■ THE REQUEST ■
Give the count of lines in the data that include the string "Mahomet", with no added remarks.

[Excerpt from a dataset]
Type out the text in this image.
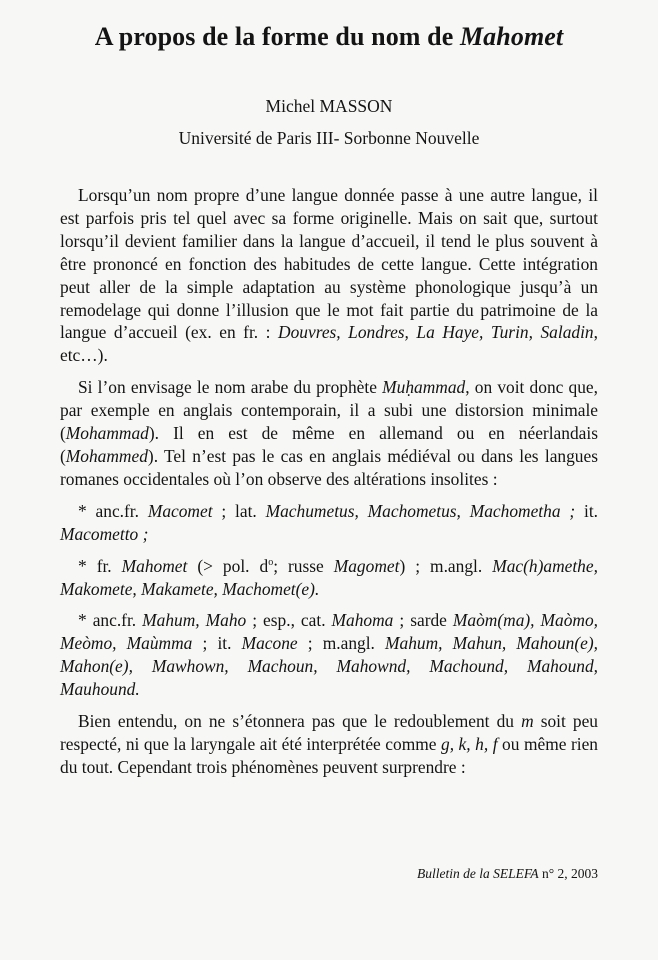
A propos de la forme du nom de Mahomet
Michel MASSON
Université de Paris III- Sorbonne Nouvelle

Lorsqu’un nom propre d’une langue donnée passe à une autre langue, il est parfois pris tel quel avec sa forme originelle. Mais on sait que, surtout lorsqu’il devient familier dans la langue d’accueil, il tend le plus souvent à être prononcé en fonction des habitudes de cette langue. Cette intégration peut aller de la simple adaptation au système phonologique jusqu’à un remodelage qui donne l’illusion que le mot fait partie du patrimoine de la langue d’accueil (ex. en fr. : Douvres, Londres, La Haye, Turin, Saladin, etc…).

Si l’on envisage le nom arabe du prophète Muḥammad, on voit donc que, par exemple en anglais contemporain, il a subi une distorsion minimale (Mohammad). Il en est de même en allemand ou en néerlandais (Mohammed). Tel n’est pas le cas en anglais médiéval ou dans les langues romanes occidentales où l’on observe des altérations insolites :

* anc.fr. Macomet ; lat. Machumetus, Machometus, Machometha ; it. Macometto ;

* fr. Mahomet (> pol. $d^o$; russe Magomet) ; m.angl. Mac(h)amethe, Makomete, Makamete, Machomet(e).

* anc.fr. Mahum, Maho ; esp., cat. Mahoma ; sarde Maòm(ma), Maòmo, Meòmo, Maùmma ; it. Macone ; m.angl. Mahum, Mahun, Mahoun(e), Mahon(e), Mawhown, Machoun, Mahownd, Machound, Mahound, Mauhound.

Bien entendu, on ne s’étonnera pas que le redoublement du m soit peu respecté, ni que la laryngale ait été interprétée comme g, k, h, f ou même rien du tout. Cependant trois phénomènes peuvent surprendre :

Bulletin de la SELEFA n° 2, 2003
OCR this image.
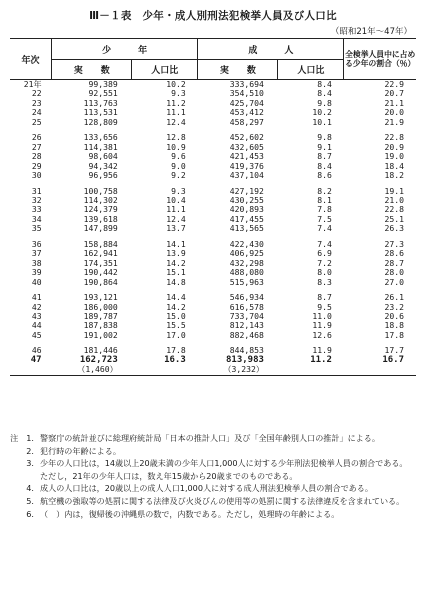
Ⅲ－１表　少年・成人別刑法犯検挙人員及び人口比
（昭和21年～47年）
年次	少　　　年		成　　　人		全検挙人員中に占める少年の割合（％）
	実　　数	人口比	実　　数	人口比	
21年	99,389	10.2	333,694	8.4	22.9
22	92,551	9.3	354,510	8.4	20.7
23	113,763	11.2	425,704	9.8	21.1
24	113,531	11.1	453,412	10.2	20.0
25	128,809	12.4	458,297	10.1	21.9

26	133,656	12.8	452,602	9.8	22.8
27	114,381	10.9	432,605	9.1	20.9
28	98,604	9.6	421,453	8.7	19.0
29	94,342	9.0	419,376	8.4	18.4
30	96,956	9.2	437,104	8.6	18.2

31	100,758	9.3	427,192	8.2	19.1
32	114,302	10.4	430,255	8.1	21.0
33	124,379	11.1	420,893	7.8	22.8
34	139,618	12.4	417,455	7.5	25.1
35	147,899	13.7	413,565	7.4	26.3

36	158,884	14.1	422,430	7.4	27.3
37	162,941	13.9	406,925	6.9	28.6
38	174,351	14.2	432,298	7.2	28.7
39	190,442	15.1	488,080	8.0	28.0
40	190,864	14.8	515,963	8.3	27.0

41	193,121	14.4	546,934	8.7	26.1
42	186,000	14.2	616,578	9.5	23.2
43	189,787	15.0	733,704	11.0	20.6
44	187,838	15.5	812,143	11.9	18.8
45	191,002	17.0	882,468	12.6	17.8

46	181,446	17.8	844,853	11.9	17.7
47	162,723	16.3	813,983	11.2	16.7
	（1,460）		（3,232）		
注　1. 警察庁の統計並びに総理府統計局「日本の推計人口」及び「全国年齢別人口の推計」による。
2. 犯行時の年齢による。
3. 少年の人口比は，14歳以上20歳未満の少年人口1,000人に対する少年刑法犯検挙人員の割合である。
ただし，21年の少年人口は，数え年15歳から20歳までのものである。
4. 成人の人口比は，20歳以上の成人人口1,000人に対する成人刑法犯検挙人員の割合である。
5. 航空機の強取等の処罰に関する法律及び火炎びんの使用等の処罰に関する法律違反を含まれている。
6. （　）内は，復帰後の沖縄県の数で，内数である。ただし，処理時の年齢による。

■ CORRECT RESULT ■
2